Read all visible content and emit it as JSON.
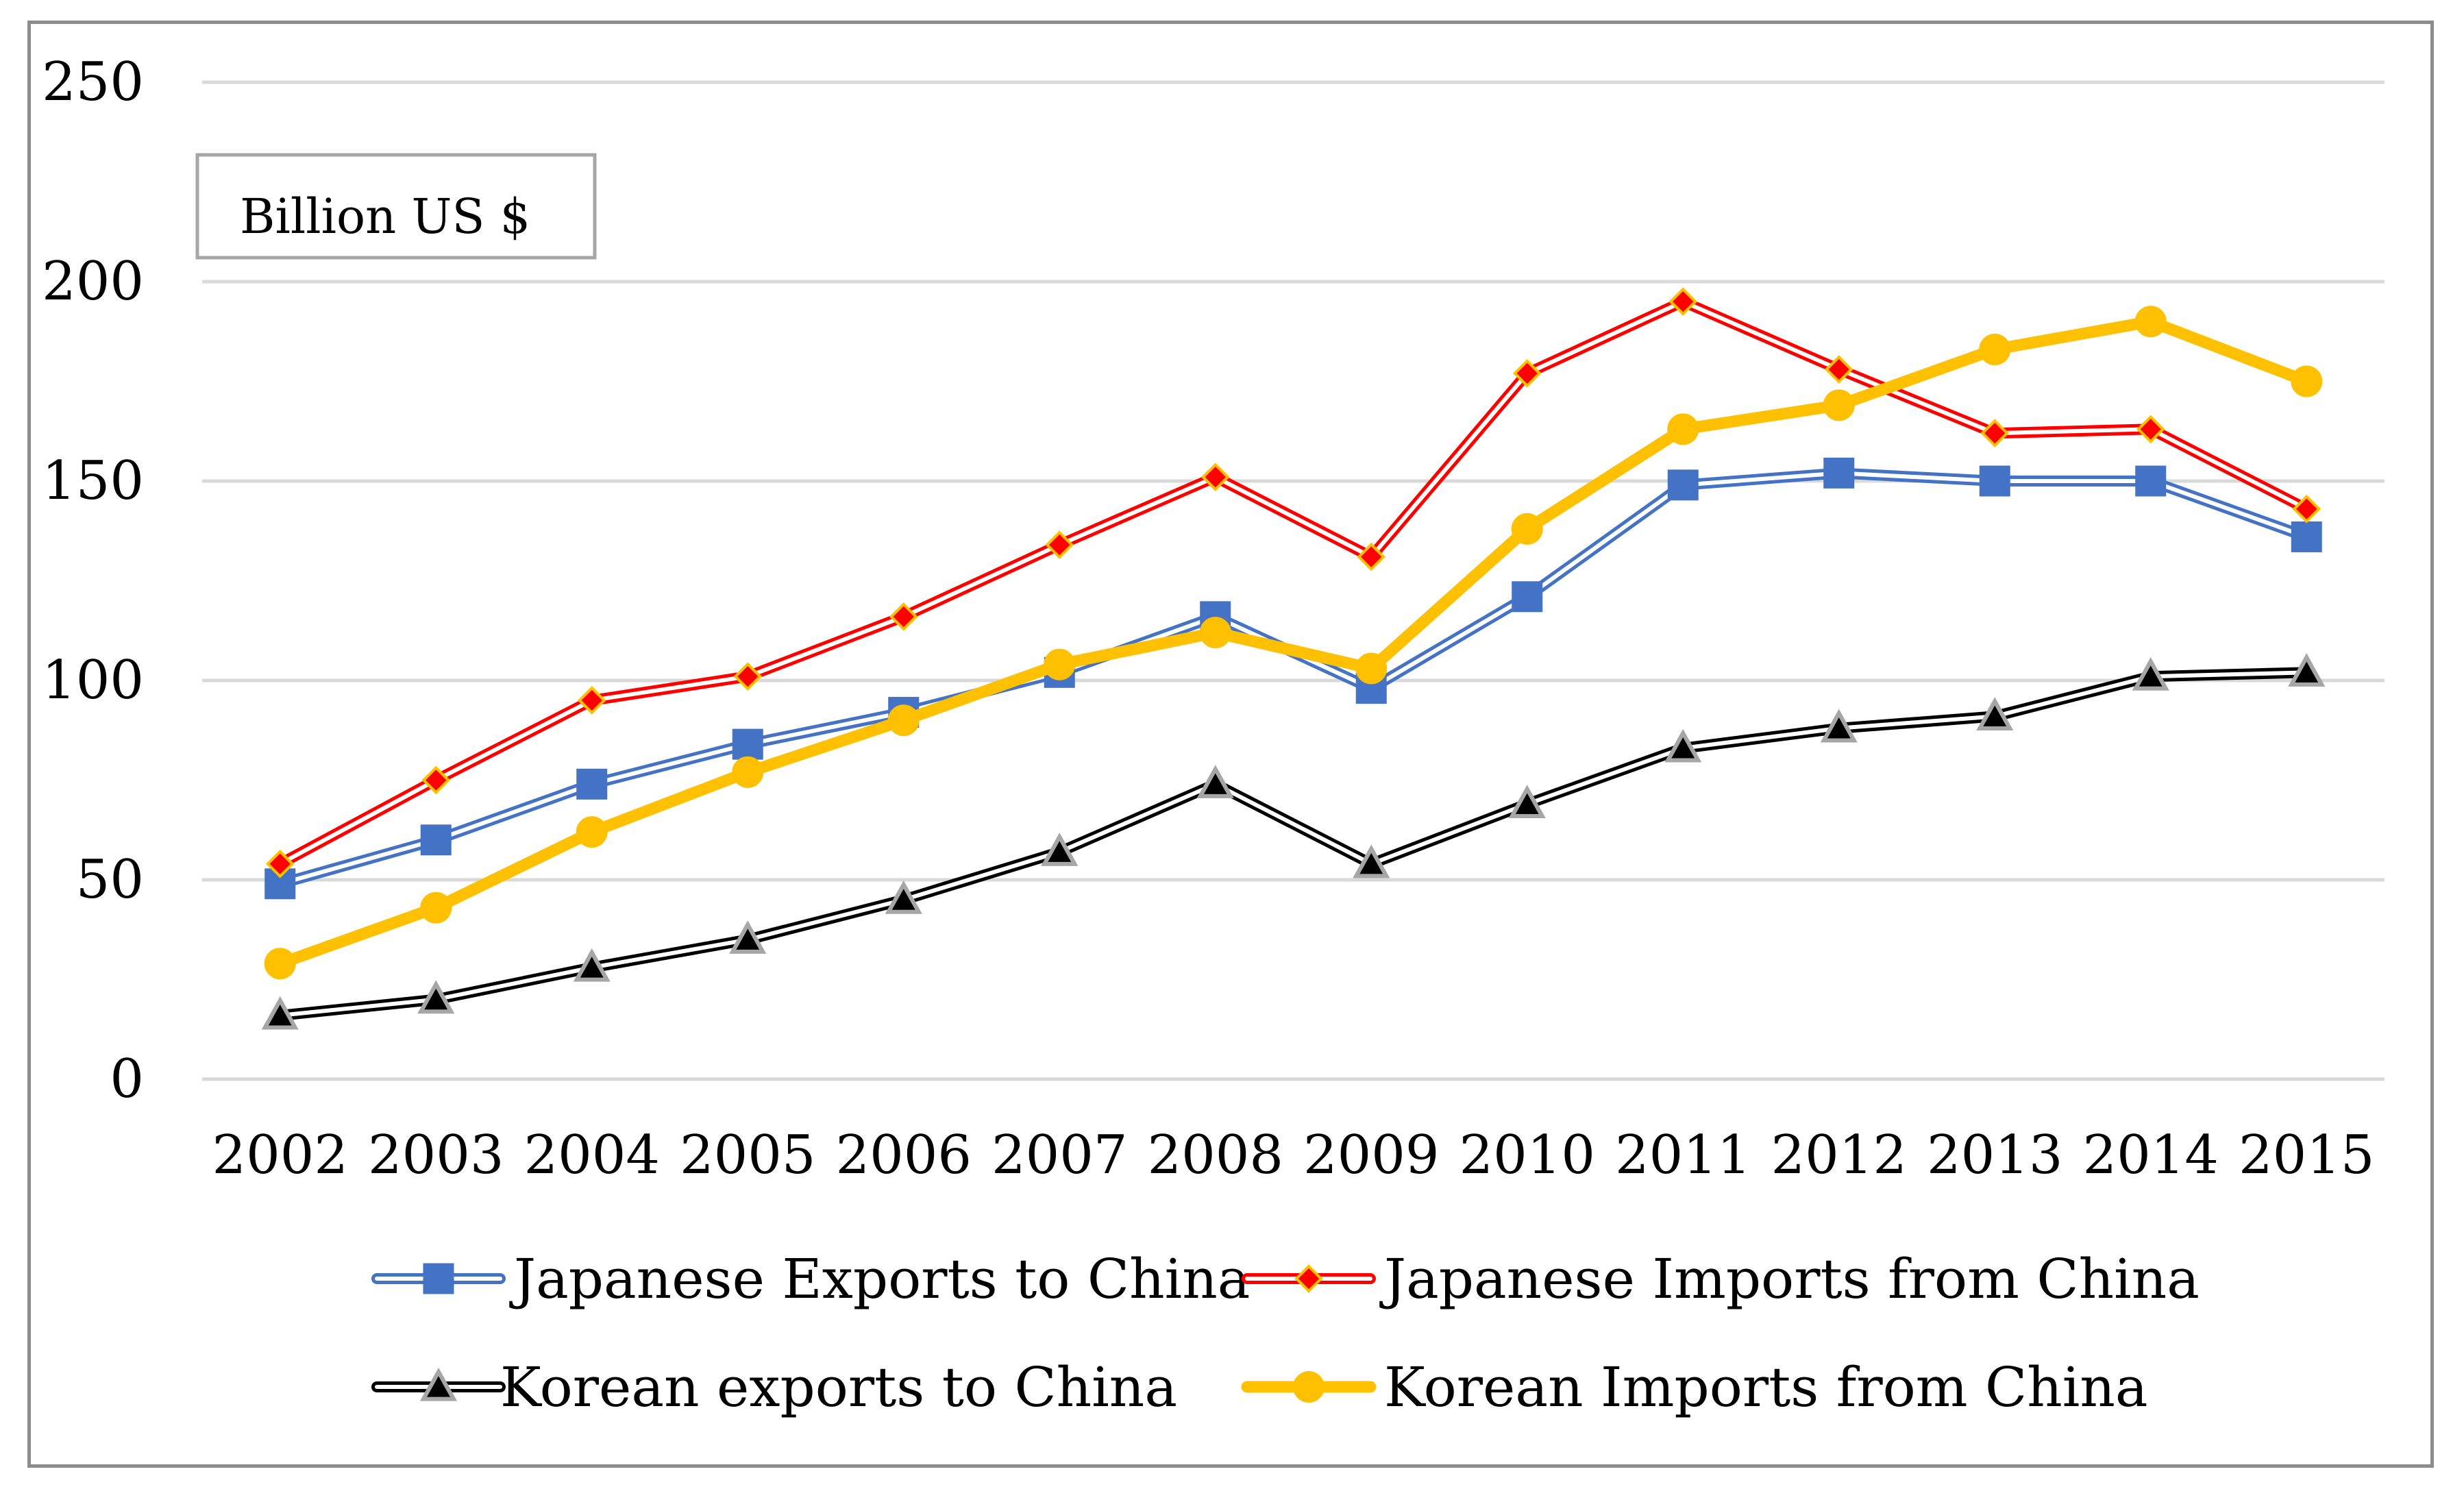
{
  "chart_data": {
    "type": "line",
    "title": "",
    "unit_label": "Billion US $",
    "xlabel": "",
    "ylabel": "",
    "ylim": [
      0,
      250
    ],
    "yticks": [
      0,
      50,
      100,
      150,
      200,
      250
    ],
    "grid": true,
    "legend_position": "bottom",
    "categories": [
      "2002",
      "2003",
      "2004",
      "2005",
      "2006",
      "2007",
      "2008",
      "2009",
      "2010",
      "2011",
      "2012",
      "2013",
      "2014",
      "2015"
    ],
    "series": [
      {
        "name": "Japanese Exports to China",
        "color": "#4472c4",
        "marker": "square",
        "style": "double",
        "values": [
          49,
          60,
          74,
          84,
          92,
          102,
          116,
          98,
          121,
          149,
          152,
          150,
          150,
          136
        ]
      },
      {
        "name": "Japanese Imports from China",
        "color": "#ff0000",
        "marker": "diamond",
        "style": "double",
        "values": [
          54,
          75,
          95,
          101,
          116,
          134,
          151,
          131,
          177,
          195,
          178,
          162,
          163,
          143
        ]
      },
      {
        "name": "Korean exports to China",
        "color": "#000000",
        "marker": "triangle",
        "style": "double",
        "values": [
          16,
          20,
          28,
          35,
          45,
          57,
          74,
          54,
          69,
          83,
          88,
          91,
          101,
          102
        ]
      },
      {
        "name": "Korean Imports from China",
        "color": "#ffc000",
        "marker": "circle",
        "style": "thick",
        "values": [
          29,
          43,
          62,
          77,
          90,
          104,
          112,
          103,
          138,
          163,
          169,
          183,
          190,
          175
        ]
      }
    ]
  }
}
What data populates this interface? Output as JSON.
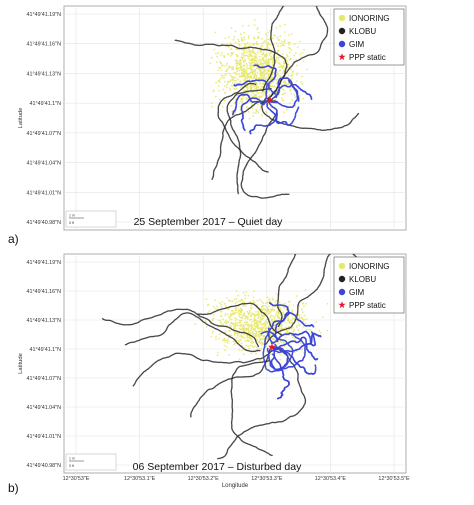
{
  "chart_data": [
    {
      "type": "scatter",
      "panel_label": "a)",
      "annotation": "25 September 2017 – Quiet day",
      "ylabel": "Latitude",
      "xlabel": "",
      "y_ticks": [
        "41°49'41.19\"N",
        "41°49'41.16\"N",
        "41°49'41.13\"N",
        "41°49'41.1\"N",
        "41°49'41.07\"N",
        "41°49'41.04\"N",
        "41°49'41.01\"N",
        "41°49'40.98\"N"
      ],
      "x_ticks": [],
      "grid": true,
      "legend_position": "top-right",
      "scalebar": {
        "top": "1 m",
        "bottom": "5 ft"
      },
      "series": [
        {
          "name": "IONORING",
          "marker": "dot",
          "color": "#e8e86a"
        },
        {
          "name": "KLOBU",
          "marker": "dot",
          "color": "#222222"
        },
        {
          "name": "GIM",
          "marker": "dot",
          "color": "#3a44d8"
        },
        {
          "name": "PPP static",
          "marker": "star",
          "color": "#e8122a"
        }
      ]
    },
    {
      "type": "scatter",
      "panel_label": "b)",
      "annotation": "06 September 2017 – Disturbed day",
      "ylabel": "Latitude",
      "xlabel": "Longitude",
      "y_ticks": [
        "41°49'41.19\"N",
        "41°49'41.16\"N",
        "41°49'41.13\"N",
        "41°49'41.1\"N",
        "41°49'41.07\"N",
        "41°49'41.04\"N",
        "41°49'41.01\"N",
        "41°49'40.98\"N"
      ],
      "x_ticks": [
        "12°30'53\"E",
        "12°30'53.1\"E",
        "12°30'53.2\"E",
        "12°30'53.3\"E",
        "12°30'53.4\"E",
        "12°30'53.5\"E"
      ],
      "grid": true,
      "legend_position": "top-right",
      "scalebar": {
        "top": "1 m",
        "bottom": "5 ft"
      },
      "series": [
        {
          "name": "IONORING",
          "marker": "dot",
          "color": "#e8e86a"
        },
        {
          "name": "KLOBU",
          "marker": "dot",
          "color": "#222222"
        },
        {
          "name": "GIM",
          "marker": "dot",
          "color": "#3a44d8"
        },
        {
          "name": "PPP static",
          "marker": "star",
          "color": "#e8122a"
        }
      ]
    }
  ]
}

┄┄┄┄┄┄

__Goal__. All the material shown above is to be copied exactly, with no pictures carried over.

__The answer__.
Read all visible content and emit it as JSON.
{
  "chart_data": {
    "type": "line",
    "title": "",
    "unit_label": "Billion US $",
    "xlabel": "",
    "ylabel": "",
    "ylim": [
      0,
      250
    ],
    "yticks": [
      0,
      50,
      100,
      150,
      200,
      250
    ],
    "grid": true,
    "legend_position": "bottom",
    "categories": [
      "2002",
      "2003",
      "2004",
      "2005",
      "2006",
      "2007",
      "2008",
      "2009",
      "2010",
      "2011",
      "2012",
      "2013",
      "2014",
      "2015"
    ],
    "series": [
      {
        "name": "Japanese Exports to China",
        "color": "#4472c4",
        "marker": "square",
        "style": "double",
        "values": [
          49,
          60,
          74,
          84,
          92,
          102,
          116,
          98,
          121,
          149,
          152,
          150,
          150,
          136
        ]
      },
      {
        "name": "Japanese Imports from China",
        "color": "#ff0000",
        "marker": "diamond",
        "style": "double",
        "values": [
          54,
          75,
          95,
          101,
          116,
          134,
          151,
          131,
          177,
          195,
          178,
          162,
          163,
          143
        ]
      },
      {
        "name": "Korean exports to China",
        "color": "#000000",
        "marker": "triangle",
        "style": "double",
        "values": [
          16,
          20,
          28,
          35,
          45,
          57,
          74,
          54,
          69,
          83,
          88,
          91,
          101,
          102
        ]
      },
      {
        "name": "Korean Imports from China",
        "color": "#ffc000",
        "marker": "circle",
        "style": "thick",
        "values": [
          29,
          43,
          62,
          77,
          90,
          104,
          112,
          103,
          138,
          163,
          169,
          183,
          190,
          175
        ]
      }
    ]
  }
}
What data populates this interface? Output as JSON.
{
  "chart_data": [
    {
      "type": "scatter",
      "panel_label": "a)",
      "annotation": "25 September 2017 – Quiet day",
      "ylabel": "Latitude",
      "xlabel": "",
      "y_ticks": [
        "41°49'41.19\"N",
        "41°49'41.16\"N",
        "41°49'41.13\"N",
        "41°49'41.1\"N",
        "41°49'41.07\"N",
        "41°49'41.04\"N",
        "41°49'41.01\"N",
        "41°49'40.98\"N"
      ],
      "x_ticks": [],
      "grid": true,
      "legend_position": "top-right",
      "scalebar": {
        "top": "1 m",
        "bottom": "5 ft"
      },
      "series": [
        {
          "name": "IONORING",
          "marker": "dot",
          "color": "#e8e86a"
        },
        {
          "name": "KLOBU",
          "marker": "dot",
          "color": "#222222"
        },
        {
          "name": "GIM",
          "marker": "dot",
          "color": "#3a44d8"
        },
        {
          "name": "PPP static",
          "marker": "star",
          "color": "#e8122a"
        }
      ]
    },
    {
      "type": "scatter",
      "panel_label": "b)",
      "annotation": "06 September 2017 – Disturbed day",
      "ylabel": "Latitude",
      "xlabel": "Longitude",
      "y_ticks": [
        "41°49'41.19\"N",
        "41°49'41.16\"N",
        "41°49'41.13\"N",
        "41°49'41.1\"N",
        "41°49'41.07\"N",
        "41°49'41.04\"N",
        "41°49'41.01\"N",
        "41°49'40.98\"N"
      ],
      "x_ticks": [
        "12°30'53\"E",
        "12°30'53.1\"E",
        "12°30'53.2\"E",
        "12°30'53.3\"E",
        "12°30'53.4\"E",
        "12°30'53.5\"E"
      ],
      "grid": true,
      "legend_position": "top-right",
      "scalebar": {
        "top": "1 m",
        "bottom": "5 ft"
      },
      "series": [
        {
          "name": "IONORING",
          "marker": "dot",
          "color": "#e8e86a"
        },
        {
          "name": "KLOBU",
          "marker": "dot",
          "color": "#222222"
        },
        {
          "name": "GIM",
          "marker": "dot",
          "color": "#3a44d8"
        },
        {
          "name": "PPP static",
          "marker": "star",
          "color": "#e8122a"
        }
      ]
    }
  ]
}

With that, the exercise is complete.